╭─ RECORDS SUPPLIED

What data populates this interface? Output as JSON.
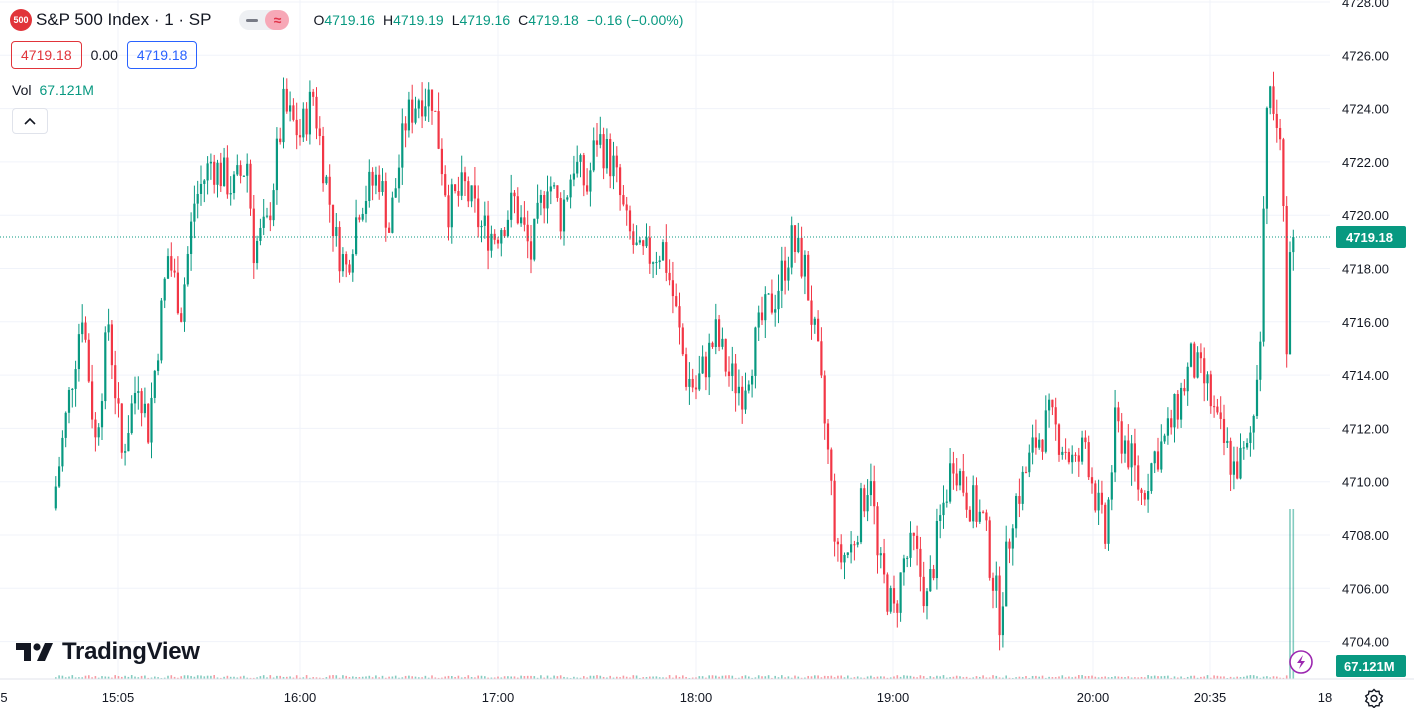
{
  "header": {
    "badge": "500",
    "symbol_title": "S&P 500 Index · 1 · SP",
    "ohlc": {
      "o_label": "O",
      "o": "4719.16",
      "h_label": "H",
      "h": "4719.19",
      "l_label": "L",
      "l": "4719.16",
      "c_label": "C",
      "c": "4719.18",
      "change": "−0.16 (−0.00%)"
    }
  },
  "prices": {
    "sell": "4719.18",
    "spread": "0.00",
    "buy": "4719.18"
  },
  "volume_legend": {
    "label": "Vol",
    "value": "67.121M"
  },
  "logo_text": "TradingView",
  "chart_data": {
    "type": "candlestick",
    "y_axis": {
      "ticks": [
        "4728.00",
        "4726.00",
        "4724.00",
        "4722.00",
        "4720.00",
        "4718.00",
        "4716.00",
        "4714.00",
        "4712.00",
        "4710.00",
        "4708.00",
        "4706.00",
        "4704.00"
      ],
      "range": [
        4703.5,
        4728
      ]
    },
    "x_axis": {
      "ticks": [
        "5",
        "15:05",
        "16:00",
        "17:00",
        "18:00",
        "19:00",
        "20:00",
        "20:35",
        "18"
      ]
    },
    "last_price": {
      "value": 4719.18,
      "label": "4719.18"
    },
    "last_volume": {
      "label": "67.121M"
    },
    "price_path": [
      {
        "t": "14:45",
        "p": 4709
      },
      {
        "t": "14:54",
        "p": 4716.5
      },
      {
        "t": "14:58",
        "p": 4711.5
      },
      {
        "t": "15:02",
        "p": 4716
      },
      {
        "t": "15:06",
        "p": 4711
      },
      {
        "t": "15:11",
        "p": 4714
      },
      {
        "t": "15:14",
        "p": 4712
      },
      {
        "t": "15:20",
        "p": 4718.5
      },
      {
        "t": "15:24",
        "p": 4716.5
      },
      {
        "t": "15:28",
        "p": 4720.5
      },
      {
        "t": "15:33",
        "p": 4722
      },
      {
        "t": "15:40",
        "p": 4721
      },
      {
        "t": "15:44",
        "p": 4722
      },
      {
        "t": "15:46",
        "p": 4718.8
      },
      {
        "t": "15:50",
        "p": 4719.5
      },
      {
        "t": "15:55",
        "p": 4724
      },
      {
        "t": "16:00",
        "p": 4723
      },
      {
        "t": "16:04",
        "p": 4724.5
      },
      {
        "t": "16:07",
        "p": 4722
      },
      {
        "t": "16:11",
        "p": 4719
      },
      {
        "t": "16:14",
        "p": 4718
      },
      {
        "t": "16:18",
        "p": 4720.5
      },
      {
        "t": "16:24",
        "p": 4721.5
      },
      {
        "t": "16:27",
        "p": 4719.5
      },
      {
        "t": "16:32",
        "p": 4723.5
      },
      {
        "t": "16:36",
        "p": 4724.5
      },
      {
        "t": "16:40",
        "p": 4724.5
      },
      {
        "t": "16:45",
        "p": 4720.3
      },
      {
        "t": "16:50",
        "p": 4721
      },
      {
        "t": "16:55",
        "p": 4719.5
      },
      {
        "t": "16:59",
        "p": 4719.3
      },
      {
        "t": "17:05",
        "p": 4720.5
      },
      {
        "t": "17:10",
        "p": 4718.5
      },
      {
        "t": "17:15",
        "p": 4721.5
      },
      {
        "t": "17:19",
        "p": 4720
      },
      {
        "t": "17:23",
        "p": 4722
      },
      {
        "t": "17:27",
        "p": 4721
      },
      {
        "t": "17:30",
        "p": 4723
      },
      {
        "t": "17:35",
        "p": 4721.8
      },
      {
        "t": "17:39",
        "p": 4719.5
      },
      {
        "t": "17:43",
        "p": 4718.3
      },
      {
        "t": "17:50",
        "p": 4718.8
      },
      {
        "t": "17:53",
        "p": 4717
      },
      {
        "t": "17:57",
        "p": 4714
      },
      {
        "t": "18:00",
        "p": 4713.5
      },
      {
        "t": "18:06",
        "p": 4715.5
      },
      {
        "t": "18:10",
        "p": 4714
      },
      {
        "t": "18:14",
        "p": 4713.5
      },
      {
        "t": "18:20",
        "p": 4716
      },
      {
        "t": "18:24",
        "p": 4717
      },
      {
        "t": "18:29",
        "p": 4719
      },
      {
        "t": "18:33",
        "p": 4718
      },
      {
        "t": "18:37",
        "p": 4714.5
      },
      {
        "t": "18:40",
        "p": 4711
      },
      {
        "t": "18:43",
        "p": 4707
      },
      {
        "t": "18:47",
        "p": 4707.5
      },
      {
        "t": "18:53",
        "p": 4710.5
      },
      {
        "t": "18:55",
        "p": 4707
      },
      {
        "t": "19:00",
        "p": 4705
      },
      {
        "t": "19:03",
        "p": 4707
      },
      {
        "t": "19:06",
        "p": 4707.5
      },
      {
        "t": "19:10",
        "p": 4705.5
      },
      {
        "t": "19:14",
        "p": 4708.5
      },
      {
        "t": "19:18",
        "p": 4711
      },
      {
        "t": "19:22",
        "p": 4709.5
      },
      {
        "t": "19:27",
        "p": 4708.5
      },
      {
        "t": "19:32",
        "p": 4705
      },
      {
        "t": "19:36",
        "p": 4709
      },
      {
        "t": "19:39",
        "p": 4710
      },
      {
        "t": "19:43",
        "p": 4711.5
      },
      {
        "t": "19:47",
        "p": 4712.3
      },
      {
        "t": "19:51",
        "p": 4711.5
      },
      {
        "t": "19:55",
        "p": 4710.5
      },
      {
        "t": "19:58",
        "p": 4711.5
      },
      {
        "t": "20:01",
        "p": 4709.5
      },
      {
        "t": "20:04",
        "p": 4707.8
      },
      {
        "t": "20:07",
        "p": 4712
      },
      {
        "t": "20:10",
        "p": 4711.5
      },
      {
        "t": "20:15",
        "p": 4709.5
      },
      {
        "t": "20:19",
        "p": 4711
      },
      {
        "t": "20:22",
        "p": 4711.5
      },
      {
        "t": "20:25",
        "p": 4712.5
      },
      {
        "t": "20:30",
        "p": 4714.5
      },
      {
        "t": "20:35",
        "p": 4713.5
      },
      {
        "t": "20:38",
        "p": 4712
      },
      {
        "t": "20:43",
        "p": 4710.5
      },
      {
        "t": "20:47",
        "p": 4711
      },
      {
        "t": "20:49",
        "p": 4712.5
      },
      {
        "t": "20:51",
        "p": 4716
      },
      {
        "t": "20:53",
        "p": 4724.5
      },
      {
        "t": "20:56",
        "p": 4723.5
      },
      {
        "t": "20:58",
        "p": 4721
      },
      {
        "t": "20:59",
        "p": 4715
      },
      {
        "t": "21:00",
        "p": 4718.5
      },
      {
        "t": "21:01",
        "p": 4719.18
      }
    ],
    "colors": {
      "up": "#089981",
      "down": "#f23645",
      "grid": "#f0f3fa",
      "last_line": "#089981"
    }
  }
}
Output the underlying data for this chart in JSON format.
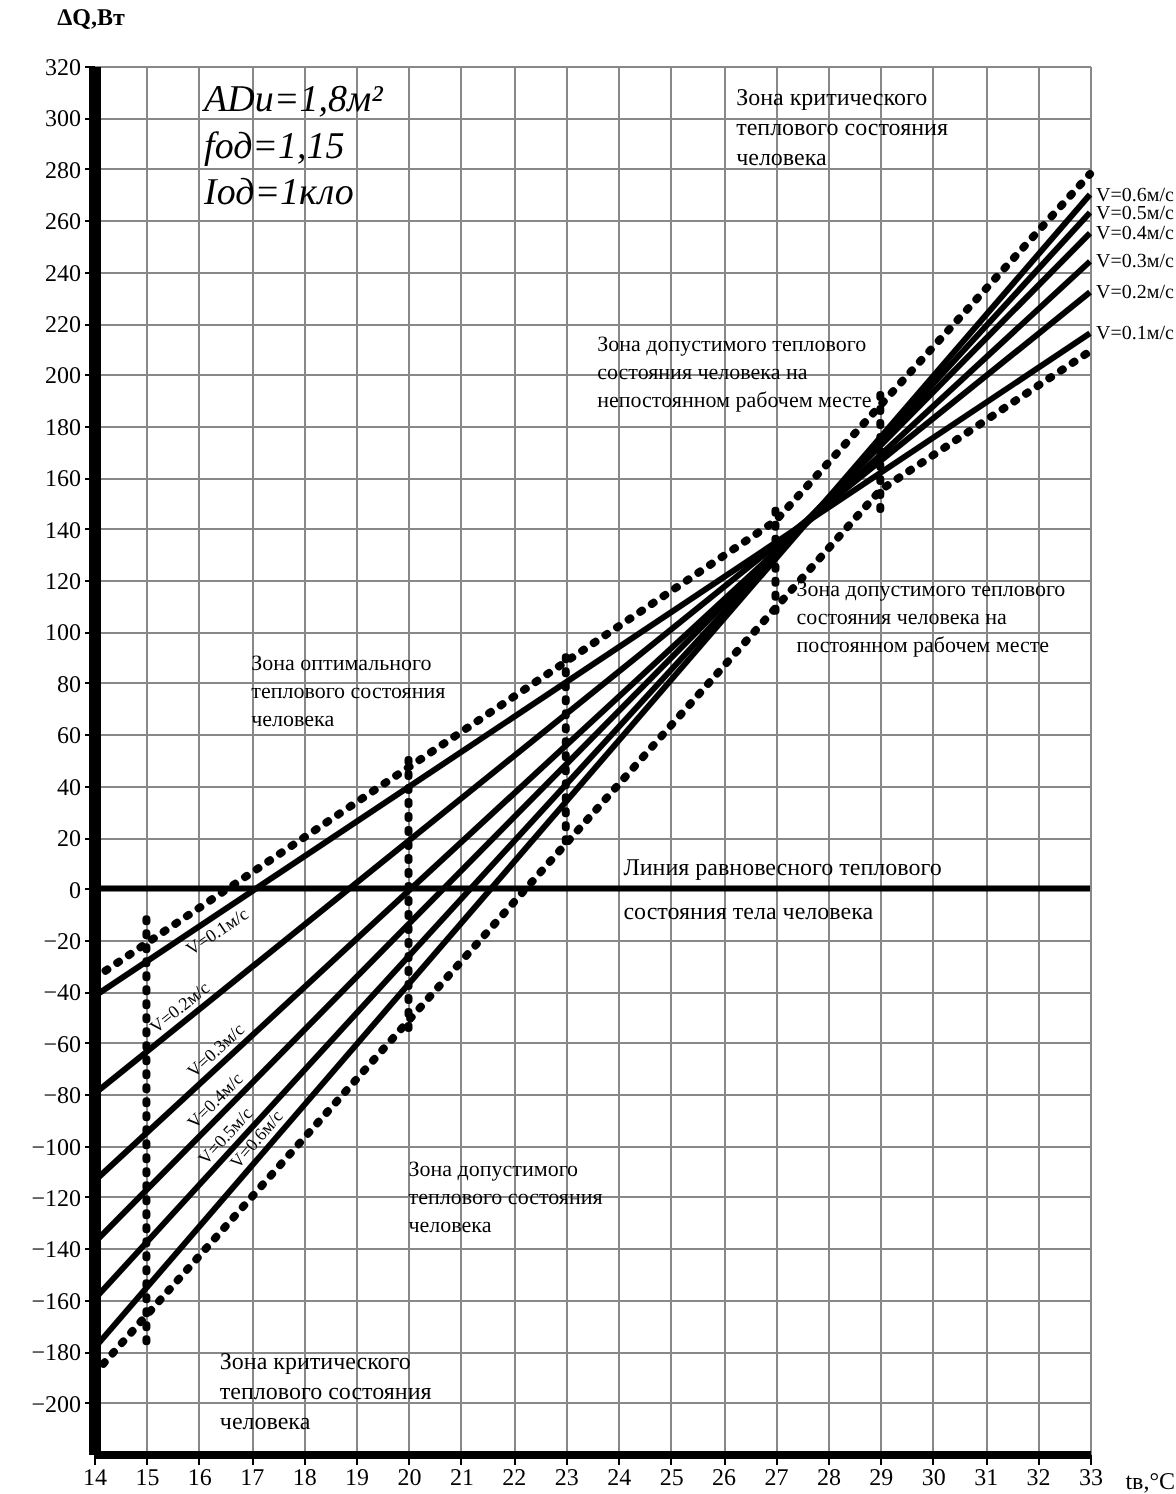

╰─

EXERCISE: Output all of the records exactly as they appear above, but not the pictures.

WRITTEN RESPONSE:
What data populates this interface? Output as JSON.
{
  "header": {
    "badge": "500",
    "symbol_title": "S&P 500 Index · 1 · SP",
    "ohlc": {
      "o_label": "O",
      "o": "4719.16",
      "h_label": "H",
      "h": "4719.19",
      "l_label": "L",
      "l": "4719.16",
      "c_label": "C",
      "c": "4719.18",
      "change": "−0.16 (−0.00%)"
    }
  },
  "prices": {
    "sell": "4719.18",
    "spread": "0.00",
    "buy": "4719.18"
  },
  "volume_legend": {
    "label": "Vol",
    "value": "67.121M"
  },
  "logo_text": "TradingView",
  "chart_data": {
    "type": "candlestick",
    "y_axis": {
      "ticks": [
        "4728.00",
        "4726.00",
        "4724.00",
        "4722.00",
        "4720.00",
        "4718.00",
        "4716.00",
        "4714.00",
        "4712.00",
        "4710.00",
        "4708.00",
        "4706.00",
        "4704.00"
      ],
      "range": [
        4703.5,
        4728
      ]
    },
    "x_axis": {
      "ticks": [
        "5",
        "15:05",
        "16:00",
        "17:00",
        "18:00",
        "19:00",
        "20:00",
        "20:35",
        "18"
      ]
    },
    "last_price": {
      "value": 4719.18,
      "label": "4719.18"
    },
    "last_volume": {
      "label": "67.121M"
    },
    "price_path": [
      {
        "t": "14:45",
        "p": 4709
      },
      {
        "t": "14:54",
        "p": 4716.5
      },
      {
        "t": "14:58",
        "p": 4711.5
      },
      {
        "t": "15:02",
        "p": 4716
      },
      {
        "t": "15:06",
        "p": 4711
      },
      {
        "t": "15:11",
        "p": 4714
      },
      {
        "t": "15:14",
        "p": 4712
      },
      {
        "t": "15:20",
        "p": 4718.5
      },
      {
        "t": "15:24",
        "p": 4716.5
      },
      {
        "t": "15:28",
        "p": 4720.5
      },
      {
        "t": "15:33",
        "p": 4722
      },
      {
        "t": "15:40",
        "p": 4721
      },
      {
        "t": "15:44",
        "p": 4722
      },
      {
        "t": "15:46",
        "p": 4718.8
      },
      {
        "t": "15:50",
        "p": 4719.5
      },
      {
        "t": "15:55",
        "p": 4724
      },
      {
        "t": "16:00",
        "p": 4723
      },
      {
        "t": "16:04",
        "p": 4724.5
      },
      {
        "t": "16:07",
        "p": 4722
      },
      {
        "t": "16:11",
        "p": 4719
      },
      {
        "t": "16:14",
        "p": 4718
      },
      {
        "t": "16:18",
        "p": 4720.5
      },
      {
        "t": "16:24",
        "p": 4721.5
      },
      {
        "t": "16:27",
        "p": 4719.5
      },
      {
        "t": "16:32",
        "p": 4723.5
      },
      {
        "t": "16:36",
        "p": 4724.5
      },
      {
        "t": "16:40",
        "p": 4724.5
      },
      {
        "t": "16:45",
        "p": 4720.3
      },
      {
        "t": "16:50",
        "p": 4721
      },
      {
        "t": "16:55",
        "p": 4719.5
      },
      {
        "t": "16:59",
        "p": 4719.3
      },
      {
        "t": "17:05",
        "p": 4720.5
      },
      {
        "t": "17:10",
        "p": 4718.5
      },
      {
        "t": "17:15",
        "p": 4721.5
      },
      {
        "t": "17:19",
        "p": 4720
      },
      {
        "t": "17:23",
        "p": 4722
      },
      {
        "t": "17:27",
        "p": 4721
      },
      {
        "t": "17:30",
        "p": 4723
      },
      {
        "t": "17:35",
        "p": 4721.8
      },
      {
        "t": "17:39",
        "p": 4719.5
      },
      {
        "t": "17:43",
        "p": 4718.3
      },
      {
        "t": "17:50",
        "p": 4718.8
      },
      {
        "t": "17:53",
        "p": 4717
      },
      {
        "t": "17:57",
        "p": 4714
      },
      {
        "t": "18:00",
        "p": 4713.5
      },
      {
        "t": "18:06",
        "p": 4715.5
      },
      {
        "t": "18:10",
        "p": 4714
      },
      {
        "t": "18:14",
        "p": 4713.5
      },
      {
        "t": "18:20",
        "p": 4716
      },
      {
        "t": "18:24",
        "p": 4717
      },
      {
        "t": "18:29",
        "p": 4719
      },
      {
        "t": "18:33",
        "p": 4718
      },
      {
        "t": "18:37",
        "p": 4714.5
      },
      {
        "t": "18:40",
        "p": 4711
      },
      {
        "t": "18:43",
        "p": 4707
      },
      {
        "t": "18:47",
        "p": 4707.5
      },
      {
        "t": "18:53",
        "p": 4710.5
      },
      {
        "t": "18:55",
        "p": 4707
      },
      {
        "t": "19:00",
        "p": 4705
      },
      {
        "t": "19:03",
        "p": 4707
      },
      {
        "t": "19:06",
        "p": 4707.5
      },
      {
        "t": "19:10",
        "p": 4705.5
      },
      {
        "t": "19:14",
        "p": 4708.5
      },
      {
        "t": "19:18",
        "p": 4711
      },
      {
        "t": "19:22",
        "p": 4709.5
      },
      {
        "t": "19:27",
        "p": 4708.5
      },
      {
        "t": "19:32",
        "p": 4705
      },
      {
        "t": "19:36",
        "p": 4709
      },
      {
        "t": "19:39",
        "p": 4710
      },
      {
        "t": "19:43",
        "p": 4711.5
      },
      {
        "t": "19:47",
        "p": 4712.3
      },
      {
        "t": "19:51",
        "p": 4711.5
      },
      {
        "t": "19:55",
        "p": 4710.5
      },
      {
        "t": "19:58",
        "p": 4711.5
      },
      {
        "t": "20:01",
        "p": 4709.5
      },
      {
        "t": "20:04",
        "p": 4707.8
      },
      {
        "t": "20:07",
        "p": 4712
      },
      {
        "t": "20:10",
        "p": 4711.5
      },
      {
        "t": "20:15",
        "p": 4709.5
      },
      {
        "t": "20:19",
        "p": 4711
      },
      {
        "t": "20:22",
        "p": 4711.5
      },
      {
        "t": "20:25",
        "p": 4712.5
      },
      {
        "t": "20:30",
        "p": 4714.5
      },
      {
        "t": "20:35",
        "p": 4713.5
      },
      {
        "t": "20:38",
        "p": 4712
      },
      {
        "t": "20:43",
        "p": 4710.5
      },
      {
        "t": "20:47",
        "p": 4711
      },
      {
        "t": "20:49",
        "p": 4712.5
      },
      {
        "t": "20:51",
        "p": 4716
      },
      {
        "t": "20:53",
        "p": 4724.5
      },
      {
        "t": "20:56",
        "p": 4723.5
      },
      {
        "t": "20:58",
        "p": 4721
      },
      {
        "t": "20:59",
        "p": 4715
      },
      {
        "t": "21:00",
        "p": 4718.5
      },
      {
        "t": "21:01",
        "p": 4719.18
      }
    ],
    "colors": {
      "up": "#089981",
      "down": "#f23645",
      "grid": "#f0f3fa",
      "last_line": "#089981"
    }
  }
}
Output the underlying data for this chart in JSON format.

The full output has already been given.